Repeat the lines below exactly as they appear, but leave out the images.

:: DATA SUPPLIED ::

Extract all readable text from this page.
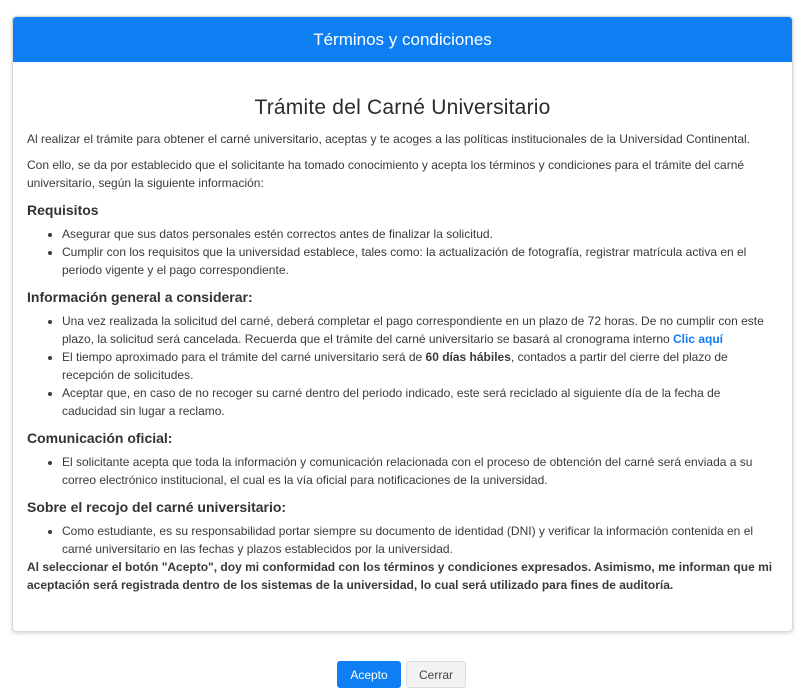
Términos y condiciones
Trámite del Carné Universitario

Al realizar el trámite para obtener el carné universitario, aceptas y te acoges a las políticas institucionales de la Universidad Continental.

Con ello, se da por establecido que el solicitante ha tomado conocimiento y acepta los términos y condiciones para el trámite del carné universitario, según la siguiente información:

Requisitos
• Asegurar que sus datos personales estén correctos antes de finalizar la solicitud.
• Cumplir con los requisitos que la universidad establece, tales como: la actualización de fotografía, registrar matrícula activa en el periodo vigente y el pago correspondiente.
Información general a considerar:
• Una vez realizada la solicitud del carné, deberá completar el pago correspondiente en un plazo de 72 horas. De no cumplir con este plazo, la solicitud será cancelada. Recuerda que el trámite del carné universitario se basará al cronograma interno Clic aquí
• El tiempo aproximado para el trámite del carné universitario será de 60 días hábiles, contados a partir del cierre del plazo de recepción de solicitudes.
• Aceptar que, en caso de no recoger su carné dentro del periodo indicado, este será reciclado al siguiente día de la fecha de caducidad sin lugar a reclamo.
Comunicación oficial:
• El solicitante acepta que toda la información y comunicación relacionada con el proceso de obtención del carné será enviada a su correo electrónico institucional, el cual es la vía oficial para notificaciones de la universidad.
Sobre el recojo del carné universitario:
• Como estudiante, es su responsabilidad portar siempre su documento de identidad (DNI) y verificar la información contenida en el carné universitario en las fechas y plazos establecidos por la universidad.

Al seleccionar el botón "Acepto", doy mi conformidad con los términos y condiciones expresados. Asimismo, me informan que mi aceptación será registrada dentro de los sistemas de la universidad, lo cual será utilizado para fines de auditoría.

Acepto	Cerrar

:::

* _ANSWER TO THIS TASK_:
Extract all readable text from this page.
Términos y condiciones
Trámite del Carné Universitario

Al realizar el trámite para obtener el carné universitario, aceptas y te acoges a las políticas institucionales de la Universidad Continental.

Con ello, se da por establecido que el solicitante ha tomado conocimiento y acepta los términos y condiciones para el trámite del carné universitario, según la siguiente información:

Requisitos
• Asegurar que sus datos personales estén correctos antes de finalizar la solicitud.
• Cumplir con los requisitos que la universidad establece, tales como: la actualización de fotografía, registrar matrícula activa en el periodo vigente y el pago correspondiente.
Información general a considerar:
• Una vez realizada la solicitud del carné, deberá completar el pago correspondiente en un plazo de 72 horas. De no cumplir con este plazo, la solicitud será cancelada. Recuerda que el trámite del carné universitario se basará al cronograma interno Clic aquí
• El tiempo aproximado para el trámite del carné universitario será de 60 días hábiles, contados a partir del cierre del plazo de recepción de solicitudes.
• Aceptar que, en caso de no recoger su carné dentro del periodo indicado, este será reciclado al siguiente día de la fecha de caducidad sin lugar a reclamo.
Comunicación oficial:
• El solicitante acepta que toda la información y comunicación relacionada con el proceso de obtención del carné será enviada a su correo electrónico institucional, el cual es la vía oficial para notificaciones de la universidad.
Sobre el recojo del carné universitario:
• Como estudiante, es su responsabilidad portar siempre su documento de identidad (DNI) y verificar la información contenida en el carné universitario en las fechas y plazos establecidos por la universidad.

Al seleccionar el botón "Acepto", doy mi conformidad con los términos y condiciones expresados. Asimismo, me informan que mi aceptación será registrada dentro de los sistemas de la universidad, lo cual será utilizado para fines de auditoría.

Acepto	Cerrar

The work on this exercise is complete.